Check each line below for the word "обрушения", and copy those that have it.

** start of SUPPLIED ENTRIES **

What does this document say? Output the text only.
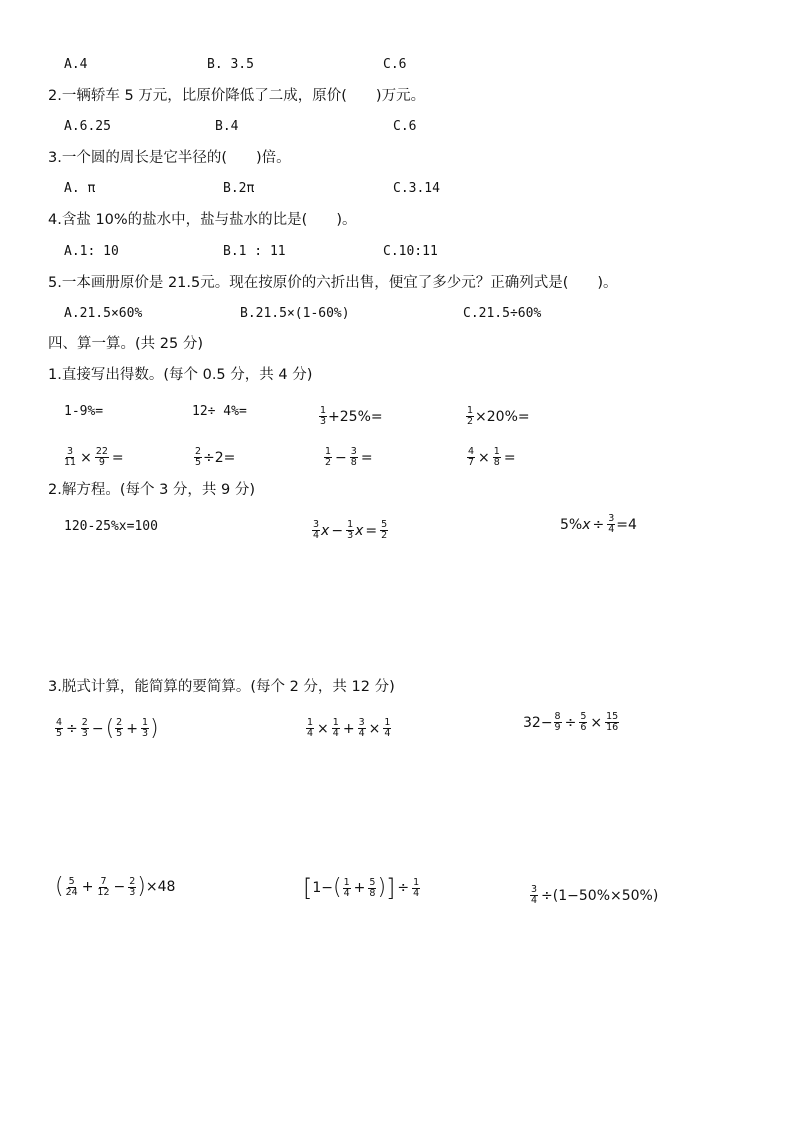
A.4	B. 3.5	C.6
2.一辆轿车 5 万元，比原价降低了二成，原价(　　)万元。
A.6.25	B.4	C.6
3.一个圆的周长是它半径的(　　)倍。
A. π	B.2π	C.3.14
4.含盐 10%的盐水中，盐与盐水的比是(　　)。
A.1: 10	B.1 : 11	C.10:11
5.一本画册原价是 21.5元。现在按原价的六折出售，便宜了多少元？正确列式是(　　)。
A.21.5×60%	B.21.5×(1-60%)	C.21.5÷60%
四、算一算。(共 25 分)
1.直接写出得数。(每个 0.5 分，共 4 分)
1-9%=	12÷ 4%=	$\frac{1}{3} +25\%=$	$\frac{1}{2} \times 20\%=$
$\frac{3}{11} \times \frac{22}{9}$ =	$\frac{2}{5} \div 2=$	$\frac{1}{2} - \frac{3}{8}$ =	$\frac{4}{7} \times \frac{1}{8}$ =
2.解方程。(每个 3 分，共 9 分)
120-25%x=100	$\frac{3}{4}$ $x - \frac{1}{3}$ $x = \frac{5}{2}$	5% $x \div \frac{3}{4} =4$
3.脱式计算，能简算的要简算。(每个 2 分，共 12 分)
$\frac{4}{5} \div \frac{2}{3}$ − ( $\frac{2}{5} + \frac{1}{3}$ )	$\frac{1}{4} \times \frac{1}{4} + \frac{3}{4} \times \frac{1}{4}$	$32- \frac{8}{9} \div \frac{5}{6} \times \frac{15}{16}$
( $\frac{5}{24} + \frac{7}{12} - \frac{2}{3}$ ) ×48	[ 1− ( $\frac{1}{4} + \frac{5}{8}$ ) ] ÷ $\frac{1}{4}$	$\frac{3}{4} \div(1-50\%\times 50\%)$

** end of SUPPLIED ENTRIES **
** start of SUPPLIED ENTRIES **

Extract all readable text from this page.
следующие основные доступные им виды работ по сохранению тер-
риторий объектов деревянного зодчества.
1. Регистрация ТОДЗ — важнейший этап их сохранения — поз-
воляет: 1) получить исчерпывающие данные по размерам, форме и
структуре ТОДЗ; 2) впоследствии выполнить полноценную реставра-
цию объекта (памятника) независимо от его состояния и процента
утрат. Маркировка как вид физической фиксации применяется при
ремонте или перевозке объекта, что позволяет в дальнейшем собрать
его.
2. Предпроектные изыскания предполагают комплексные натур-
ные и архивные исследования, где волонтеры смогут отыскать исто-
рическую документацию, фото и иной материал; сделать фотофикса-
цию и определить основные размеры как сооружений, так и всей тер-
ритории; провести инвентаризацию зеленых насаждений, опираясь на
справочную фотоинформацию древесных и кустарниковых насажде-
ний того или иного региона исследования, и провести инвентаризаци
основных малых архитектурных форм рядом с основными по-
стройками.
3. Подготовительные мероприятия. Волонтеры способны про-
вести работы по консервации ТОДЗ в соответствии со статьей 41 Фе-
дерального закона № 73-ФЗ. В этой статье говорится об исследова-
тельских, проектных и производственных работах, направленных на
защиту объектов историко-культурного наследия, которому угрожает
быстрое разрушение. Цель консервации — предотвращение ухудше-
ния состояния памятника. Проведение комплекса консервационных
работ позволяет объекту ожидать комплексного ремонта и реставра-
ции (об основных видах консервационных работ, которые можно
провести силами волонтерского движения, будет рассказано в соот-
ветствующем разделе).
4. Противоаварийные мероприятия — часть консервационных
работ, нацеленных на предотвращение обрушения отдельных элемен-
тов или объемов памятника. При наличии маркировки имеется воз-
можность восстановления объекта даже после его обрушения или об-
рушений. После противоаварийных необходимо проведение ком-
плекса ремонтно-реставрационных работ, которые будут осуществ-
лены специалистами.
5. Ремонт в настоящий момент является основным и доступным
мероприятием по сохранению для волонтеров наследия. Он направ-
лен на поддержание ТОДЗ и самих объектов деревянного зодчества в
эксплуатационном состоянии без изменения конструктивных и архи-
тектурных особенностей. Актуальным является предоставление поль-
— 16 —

** end of SUPPLIED ENTRIES **

**PROBLEM SOLUTION:**
работ, нацеленных на предотвращение обрушения отдельных элемен-
можность восстановления объекта даже после его обрушения или об-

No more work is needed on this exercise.